Extracts from a graphics dataset
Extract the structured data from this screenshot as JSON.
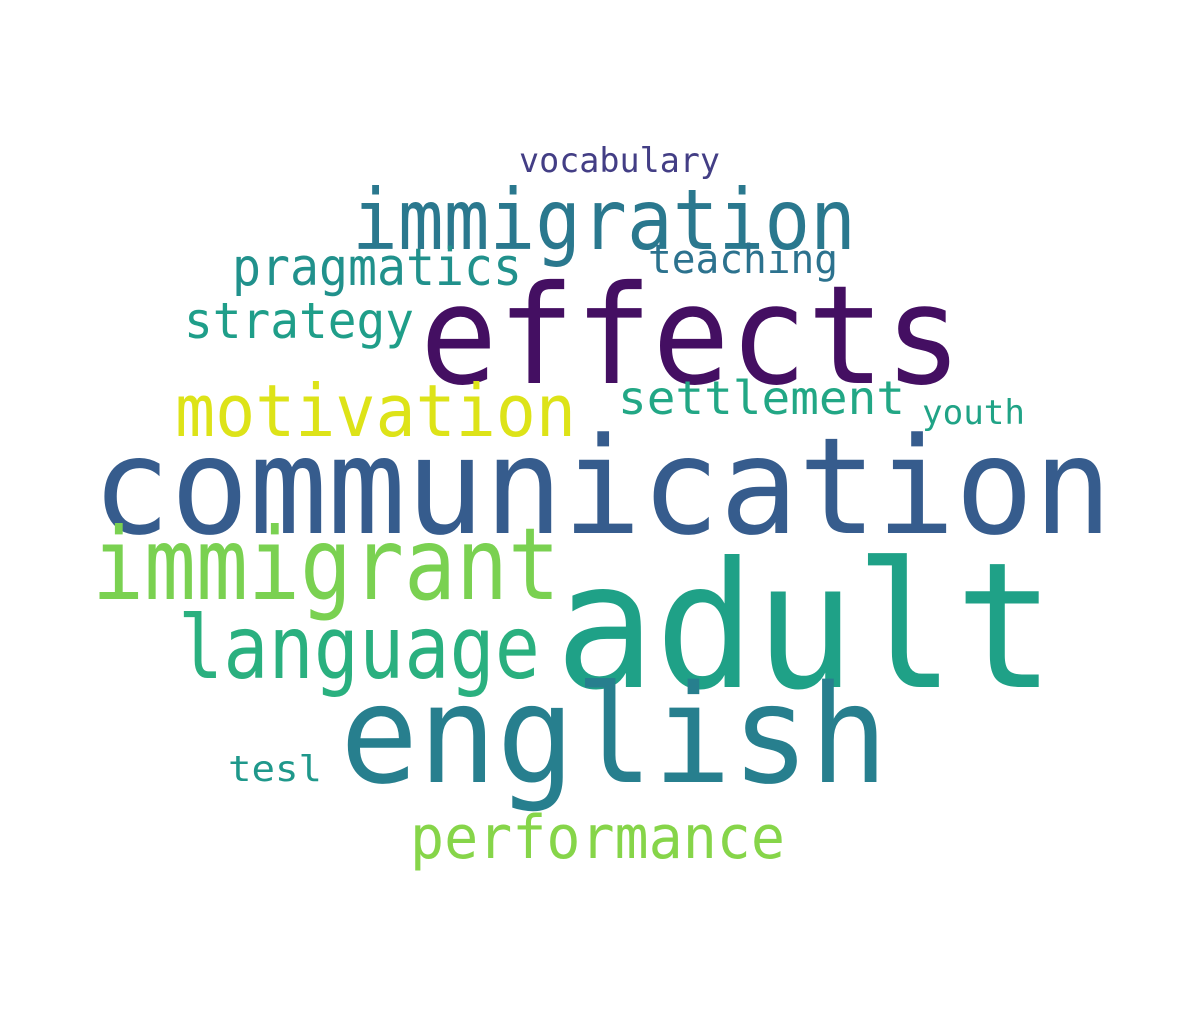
{
  "words": [
    {
      "text": "communication",
      "color": "#365c8d"
    },
    {
      "text": "adult",
      "color": "#1fa187"
    },
    {
      "text": "effects",
      "color": "#440f62"
    },
    {
      "text": "english",
      "color": "#277f8e"
    },
    {
      "text": "immigration",
      "color": "#2a788e"
    },
    {
      "text": "immigrant",
      "color": "#7ad151"
    },
    {
      "text": "language",
      "color": "#2ab07f"
    },
    {
      "text": "motivation",
      "color": "#dde318"
    },
    {
      "text": "performance",
      "color": "#86d549"
    },
    {
      "text": "pragmatics",
      "color": "#21918c"
    },
    {
      "text": "strategy",
      "color": "#1f9e89"
    },
    {
      "text": "settlement",
      "color": "#22a785"
    },
    {
      "text": "teaching",
      "color": "#2c728e"
    },
    {
      "text": "vocabulary",
      "color": "#433e85"
    },
    {
      "text": "youth",
      "color": "#20a386"
    },
    {
      "text": "tesl",
      "color": "#1f988b"
    }
  ]
}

_Task directions:_ Write out the listing above again, exactly, but with no pictures in the copy.

_Complete response:_
Extract the structured data from this screenshot as JSON.
{
  "words": [
    {
      "text": "communication",
      "color": "#365c8d"
    },
    {
      "text": "adult",
      "color": "#1fa187"
    },
    {
      "text": "effects",
      "color": "#440f62"
    },
    {
      "text": "english",
      "color": "#277f8e"
    },
    {
      "text": "immigration",
      "color": "#2a788e"
    },
    {
      "text": "immigrant",
      "color": "#7ad151"
    },
    {
      "text": "language",
      "color": "#2ab07f"
    },
    {
      "text": "motivation",
      "color": "#dde318"
    },
    {
      "text": "performance",
      "color": "#86d549"
    },
    {
      "text": "pragmatics",
      "color": "#21918c"
    },
    {
      "text": "strategy",
      "color": "#1f9e89"
    },
    {
      "text": "settlement",
      "color": "#22a785"
    },
    {
      "text": "teaching",
      "color": "#2c728e"
    },
    {
      "text": "vocabulary",
      "color": "#433e85"
    },
    {
      "text": "youth",
      "color": "#20a386"
    },
    {
      "text": "tesl",
      "color": "#1f988b"
    }
  ]
}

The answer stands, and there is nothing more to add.